## BEGIN

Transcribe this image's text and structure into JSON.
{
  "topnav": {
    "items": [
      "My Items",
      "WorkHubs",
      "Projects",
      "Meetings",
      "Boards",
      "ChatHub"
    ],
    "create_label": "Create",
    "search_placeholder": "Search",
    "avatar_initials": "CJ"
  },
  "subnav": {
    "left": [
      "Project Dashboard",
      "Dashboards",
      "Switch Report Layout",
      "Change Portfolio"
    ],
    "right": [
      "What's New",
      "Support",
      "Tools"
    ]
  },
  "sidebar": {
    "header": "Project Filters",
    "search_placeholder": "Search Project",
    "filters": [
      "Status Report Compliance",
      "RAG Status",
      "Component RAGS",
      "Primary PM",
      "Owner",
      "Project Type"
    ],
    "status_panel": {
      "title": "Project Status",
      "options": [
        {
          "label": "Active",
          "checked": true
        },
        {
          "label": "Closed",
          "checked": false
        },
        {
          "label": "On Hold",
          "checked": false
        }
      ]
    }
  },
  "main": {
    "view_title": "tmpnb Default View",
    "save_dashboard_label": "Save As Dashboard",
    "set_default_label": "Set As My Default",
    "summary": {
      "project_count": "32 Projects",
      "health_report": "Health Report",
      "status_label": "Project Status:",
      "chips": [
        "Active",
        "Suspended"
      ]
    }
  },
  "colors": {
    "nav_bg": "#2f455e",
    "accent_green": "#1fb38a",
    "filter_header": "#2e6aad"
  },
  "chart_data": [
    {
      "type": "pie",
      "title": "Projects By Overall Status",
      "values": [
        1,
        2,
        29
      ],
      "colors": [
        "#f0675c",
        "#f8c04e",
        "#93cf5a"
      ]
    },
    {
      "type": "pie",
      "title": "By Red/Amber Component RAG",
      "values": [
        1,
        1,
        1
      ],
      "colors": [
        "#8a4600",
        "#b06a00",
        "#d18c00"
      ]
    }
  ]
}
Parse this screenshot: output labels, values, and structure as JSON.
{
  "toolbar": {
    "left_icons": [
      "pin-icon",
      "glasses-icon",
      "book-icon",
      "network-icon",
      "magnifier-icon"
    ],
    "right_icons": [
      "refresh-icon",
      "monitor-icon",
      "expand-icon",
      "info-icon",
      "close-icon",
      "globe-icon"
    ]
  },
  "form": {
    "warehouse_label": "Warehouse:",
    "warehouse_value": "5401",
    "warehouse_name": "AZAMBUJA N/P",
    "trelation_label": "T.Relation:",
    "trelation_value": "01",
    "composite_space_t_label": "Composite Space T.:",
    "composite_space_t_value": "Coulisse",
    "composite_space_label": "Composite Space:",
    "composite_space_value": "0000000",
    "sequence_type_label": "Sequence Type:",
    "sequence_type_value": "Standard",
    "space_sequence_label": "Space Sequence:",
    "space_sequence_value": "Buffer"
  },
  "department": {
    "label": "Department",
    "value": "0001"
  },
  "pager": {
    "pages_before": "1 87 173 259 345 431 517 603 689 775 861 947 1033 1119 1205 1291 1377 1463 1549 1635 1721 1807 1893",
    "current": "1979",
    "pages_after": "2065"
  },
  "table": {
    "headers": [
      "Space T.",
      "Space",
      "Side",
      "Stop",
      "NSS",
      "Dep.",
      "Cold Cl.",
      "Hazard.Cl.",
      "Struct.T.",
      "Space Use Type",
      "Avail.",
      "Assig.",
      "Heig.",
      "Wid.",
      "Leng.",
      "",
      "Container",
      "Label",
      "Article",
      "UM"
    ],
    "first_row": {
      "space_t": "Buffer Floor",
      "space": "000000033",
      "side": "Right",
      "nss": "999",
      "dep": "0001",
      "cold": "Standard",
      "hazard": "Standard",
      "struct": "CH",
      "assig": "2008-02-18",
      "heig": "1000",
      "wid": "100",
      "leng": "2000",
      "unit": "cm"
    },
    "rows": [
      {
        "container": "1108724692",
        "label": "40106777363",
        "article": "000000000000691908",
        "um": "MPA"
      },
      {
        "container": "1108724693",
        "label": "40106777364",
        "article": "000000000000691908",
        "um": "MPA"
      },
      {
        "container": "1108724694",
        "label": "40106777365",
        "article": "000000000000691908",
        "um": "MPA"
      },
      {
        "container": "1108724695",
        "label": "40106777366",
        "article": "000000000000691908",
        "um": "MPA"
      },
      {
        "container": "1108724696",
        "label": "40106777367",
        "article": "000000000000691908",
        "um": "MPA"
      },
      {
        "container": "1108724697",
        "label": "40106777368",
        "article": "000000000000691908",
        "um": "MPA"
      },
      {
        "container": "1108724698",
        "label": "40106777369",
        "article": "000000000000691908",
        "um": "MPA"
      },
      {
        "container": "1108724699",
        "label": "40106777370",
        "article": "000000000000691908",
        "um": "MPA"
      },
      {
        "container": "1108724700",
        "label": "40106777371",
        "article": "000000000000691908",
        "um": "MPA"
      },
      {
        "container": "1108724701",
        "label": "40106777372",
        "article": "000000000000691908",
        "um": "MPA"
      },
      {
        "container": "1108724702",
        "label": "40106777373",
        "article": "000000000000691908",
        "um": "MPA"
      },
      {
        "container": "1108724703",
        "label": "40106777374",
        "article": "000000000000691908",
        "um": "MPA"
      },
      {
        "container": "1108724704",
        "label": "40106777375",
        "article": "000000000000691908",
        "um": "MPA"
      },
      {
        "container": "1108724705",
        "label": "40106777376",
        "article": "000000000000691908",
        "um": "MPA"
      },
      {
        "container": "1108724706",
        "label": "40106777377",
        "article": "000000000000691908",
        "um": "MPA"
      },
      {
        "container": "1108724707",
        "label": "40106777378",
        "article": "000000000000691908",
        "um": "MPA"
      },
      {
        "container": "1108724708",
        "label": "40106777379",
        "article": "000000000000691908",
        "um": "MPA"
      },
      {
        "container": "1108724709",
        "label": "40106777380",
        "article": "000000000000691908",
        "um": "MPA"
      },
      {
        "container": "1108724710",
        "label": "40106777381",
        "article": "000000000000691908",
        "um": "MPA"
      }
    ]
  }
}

## END

### AIM OF THE EXERCISE
Copy out each line in the listing that has the word "Report".

### THE ANSWER
      "Switch Report Layout",
      "Status Report Compliance",
      "health_report": "Health Report",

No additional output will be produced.